- [What you should do] Repeat every line of the listing below exactly, minus the pictures.

- [Exercise materials]
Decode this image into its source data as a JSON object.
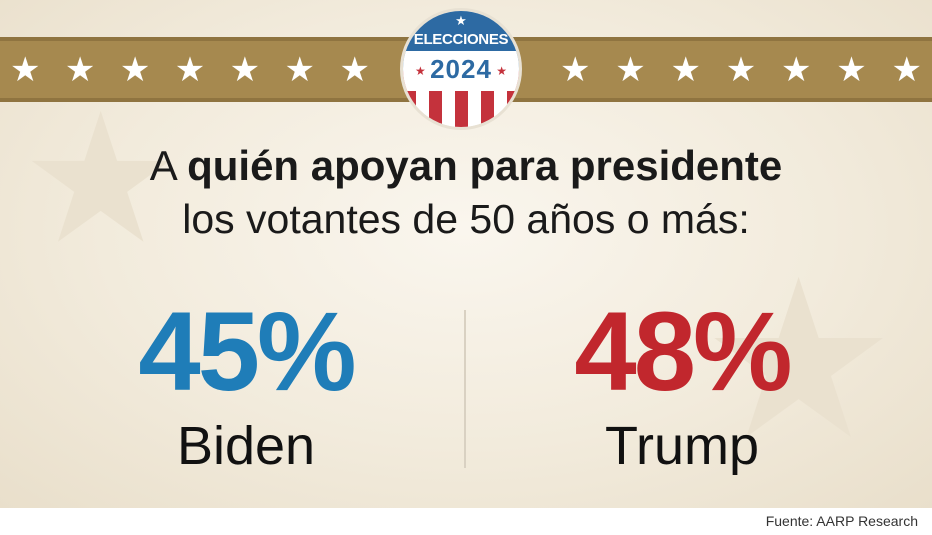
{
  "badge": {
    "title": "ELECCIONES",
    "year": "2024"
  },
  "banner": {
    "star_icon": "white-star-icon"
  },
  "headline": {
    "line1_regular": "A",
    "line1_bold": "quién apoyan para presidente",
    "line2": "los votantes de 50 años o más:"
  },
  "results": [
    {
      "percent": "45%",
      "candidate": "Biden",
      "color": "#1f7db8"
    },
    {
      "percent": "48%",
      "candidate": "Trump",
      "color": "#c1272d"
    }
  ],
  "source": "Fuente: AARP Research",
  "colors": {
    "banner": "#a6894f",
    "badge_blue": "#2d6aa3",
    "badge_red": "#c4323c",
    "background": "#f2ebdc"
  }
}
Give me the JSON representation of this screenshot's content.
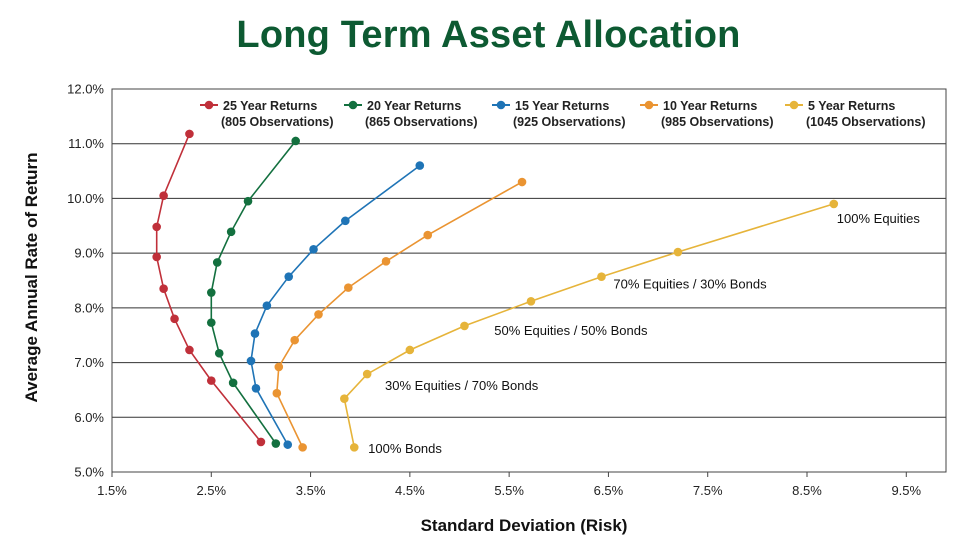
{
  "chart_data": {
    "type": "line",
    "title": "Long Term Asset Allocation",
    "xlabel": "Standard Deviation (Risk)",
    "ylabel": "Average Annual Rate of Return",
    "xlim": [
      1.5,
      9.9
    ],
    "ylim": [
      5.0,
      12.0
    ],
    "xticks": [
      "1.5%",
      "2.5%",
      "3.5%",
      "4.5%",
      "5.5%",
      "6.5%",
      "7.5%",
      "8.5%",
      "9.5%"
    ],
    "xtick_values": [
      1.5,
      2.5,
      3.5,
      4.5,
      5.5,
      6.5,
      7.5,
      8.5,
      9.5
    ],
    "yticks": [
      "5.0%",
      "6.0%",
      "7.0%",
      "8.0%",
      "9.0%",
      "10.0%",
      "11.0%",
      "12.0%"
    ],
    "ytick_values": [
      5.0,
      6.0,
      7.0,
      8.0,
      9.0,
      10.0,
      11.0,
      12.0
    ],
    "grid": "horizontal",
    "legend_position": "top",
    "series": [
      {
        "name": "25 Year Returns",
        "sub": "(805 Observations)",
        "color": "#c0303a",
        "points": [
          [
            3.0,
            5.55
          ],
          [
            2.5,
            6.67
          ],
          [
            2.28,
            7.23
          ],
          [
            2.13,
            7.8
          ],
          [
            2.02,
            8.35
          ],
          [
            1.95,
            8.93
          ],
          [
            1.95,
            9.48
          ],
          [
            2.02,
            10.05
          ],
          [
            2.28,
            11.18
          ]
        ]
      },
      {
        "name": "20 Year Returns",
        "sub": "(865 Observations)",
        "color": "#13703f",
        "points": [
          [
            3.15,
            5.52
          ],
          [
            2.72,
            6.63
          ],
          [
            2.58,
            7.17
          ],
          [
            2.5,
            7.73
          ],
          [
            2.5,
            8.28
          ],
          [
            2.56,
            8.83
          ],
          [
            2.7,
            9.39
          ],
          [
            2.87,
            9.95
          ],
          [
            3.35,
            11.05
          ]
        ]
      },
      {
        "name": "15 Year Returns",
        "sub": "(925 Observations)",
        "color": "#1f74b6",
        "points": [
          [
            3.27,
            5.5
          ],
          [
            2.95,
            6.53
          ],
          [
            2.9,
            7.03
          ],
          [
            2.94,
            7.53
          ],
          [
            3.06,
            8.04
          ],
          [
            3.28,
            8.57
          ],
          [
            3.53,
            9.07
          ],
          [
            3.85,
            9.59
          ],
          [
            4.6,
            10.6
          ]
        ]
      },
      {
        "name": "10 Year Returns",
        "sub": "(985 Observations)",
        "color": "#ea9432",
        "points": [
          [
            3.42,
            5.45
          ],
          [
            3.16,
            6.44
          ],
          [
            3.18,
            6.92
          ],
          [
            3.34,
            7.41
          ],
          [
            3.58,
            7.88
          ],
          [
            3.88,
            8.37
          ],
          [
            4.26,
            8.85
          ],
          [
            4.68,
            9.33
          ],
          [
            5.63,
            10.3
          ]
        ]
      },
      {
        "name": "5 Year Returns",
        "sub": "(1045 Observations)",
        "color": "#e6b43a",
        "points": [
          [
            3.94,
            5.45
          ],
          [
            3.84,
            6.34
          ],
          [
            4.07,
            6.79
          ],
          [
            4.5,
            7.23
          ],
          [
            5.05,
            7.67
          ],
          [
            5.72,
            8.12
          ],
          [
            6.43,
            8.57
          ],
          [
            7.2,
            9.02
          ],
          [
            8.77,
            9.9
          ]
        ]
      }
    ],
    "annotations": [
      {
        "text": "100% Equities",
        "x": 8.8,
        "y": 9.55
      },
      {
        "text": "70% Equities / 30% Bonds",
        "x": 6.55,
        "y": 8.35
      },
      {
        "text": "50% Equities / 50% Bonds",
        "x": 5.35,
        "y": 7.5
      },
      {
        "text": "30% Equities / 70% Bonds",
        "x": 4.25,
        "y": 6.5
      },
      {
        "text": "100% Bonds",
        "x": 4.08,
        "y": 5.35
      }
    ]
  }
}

- [Answer to the exercise]
Decode this image into its source data as a JSON object.
{
  "badge": {
    "title": "ELECCIONES",
    "year": "2024"
  },
  "banner": {
    "star_icon": "white-star-icon"
  },
  "headline": {
    "line1_regular": "A",
    "line1_bold": "quién apoyan para presidente",
    "line2": "los votantes de 50 años o más:"
  },
  "results": [
    {
      "percent": "45%",
      "candidate": "Biden",
      "color": "#1f7db8"
    },
    {
      "percent": "48%",
      "candidate": "Trump",
      "color": "#c1272d"
    }
  ],
  "source": "Fuente: AARP Research",
  "colors": {
    "banner": "#a6894f",
    "badge_blue": "#2d6aa3",
    "badge_red": "#c4323c",
    "background": "#f2ebdc"
  }
}
Give me the JSON representation of this screenshot's content.
{
  "chart_data": {
    "type": "line",
    "title": "Long Term Asset Allocation",
    "xlabel": "Standard Deviation (Risk)",
    "ylabel": "Average Annual Rate of Return",
    "xlim": [
      1.5,
      9.9
    ],
    "ylim": [
      5.0,
      12.0
    ],
    "xticks": [
      "1.5%",
      "2.5%",
      "3.5%",
      "4.5%",
      "5.5%",
      "6.5%",
      "7.5%",
      "8.5%",
      "9.5%"
    ],
    "xtick_values": [
      1.5,
      2.5,
      3.5,
      4.5,
      5.5,
      6.5,
      7.5,
      8.5,
      9.5
    ],
    "yticks": [
      "5.0%",
      "6.0%",
      "7.0%",
      "8.0%",
      "9.0%",
      "10.0%",
      "11.0%",
      "12.0%"
    ],
    "ytick_values": [
      5.0,
      6.0,
      7.0,
      8.0,
      9.0,
      10.0,
      11.0,
      12.0
    ],
    "grid": "horizontal",
    "legend_position": "top",
    "series": [
      {
        "name": "25 Year Returns",
        "sub": "(805 Observations)",
        "color": "#c0303a",
        "points": [
          [
            3.0,
            5.55
          ],
          [
            2.5,
            6.67
          ],
          [
            2.28,
            7.23
          ],
          [
            2.13,
            7.8
          ],
          [
            2.02,
            8.35
          ],
          [
            1.95,
            8.93
          ],
          [
            1.95,
            9.48
          ],
          [
            2.02,
            10.05
          ],
          [
            2.28,
            11.18
          ]
        ]
      },
      {
        "name": "20 Year Returns",
        "sub": "(865 Observations)",
        "color": "#13703f",
        "points": [
          [
            3.15,
            5.52
          ],
          [
            2.72,
            6.63
          ],
          [
            2.58,
            7.17
          ],
          [
            2.5,
            7.73
          ],
          [
            2.5,
            8.28
          ],
          [
            2.56,
            8.83
          ],
          [
            2.7,
            9.39
          ],
          [
            2.87,
            9.95
          ],
          [
            3.35,
            11.05
          ]
        ]
      },
      {
        "name": "15 Year Returns",
        "sub": "(925 Observations)",
        "color": "#1f74b6",
        "points": [
          [
            3.27,
            5.5
          ],
          [
            2.95,
            6.53
          ],
          [
            2.9,
            7.03
          ],
          [
            2.94,
            7.53
          ],
          [
            3.06,
            8.04
          ],
          [
            3.28,
            8.57
          ],
          [
            3.53,
            9.07
          ],
          [
            3.85,
            9.59
          ],
          [
            4.6,
            10.6
          ]
        ]
      },
      {
        "name": "10 Year Returns",
        "sub": "(985 Observations)",
        "color": "#ea9432",
        "points": [
          [
            3.42,
            5.45
          ],
          [
            3.16,
            6.44
          ],
          [
            3.18,
            6.92
          ],
          [
            3.34,
            7.41
          ],
          [
            3.58,
            7.88
          ],
          [
            3.88,
            8.37
          ],
          [
            4.26,
            8.85
          ],
          [
            4.68,
            9.33
          ],
          [
            5.63,
            10.3
          ]
        ]
      },
      {
        "name": "5 Year Returns",
        "sub": "(1045 Observations)",
        "color": "#e6b43a",
        "points": [
          [
            3.94,
            5.45
          ],
          [
            3.84,
            6.34
          ],
          [
            4.07,
            6.79
          ],
          [
            4.5,
            7.23
          ],
          [
            5.05,
            7.67
          ],
          [
            5.72,
            8.12
          ],
          [
            6.43,
            8.57
          ],
          [
            7.2,
            9.02
          ],
          [
            8.77,
            9.9
          ]
        ]
      }
    ],
    "annotations": [
      {
        "text": "100% Equities",
        "x": 8.8,
        "y": 9.55
      },
      {
        "text": "70% Equities / 30% Bonds",
        "x": 6.55,
        "y": 8.35
      },
      {
        "text": "50% Equities / 50% Bonds",
        "x": 5.35,
        "y": 7.5
      },
      {
        "text": "30% Equities / 70% Bonds",
        "x": 4.25,
        "y": 6.5
      },
      {
        "text": "100% Bonds",
        "x": 4.08,
        "y": 5.35
      }
    ]
  }
}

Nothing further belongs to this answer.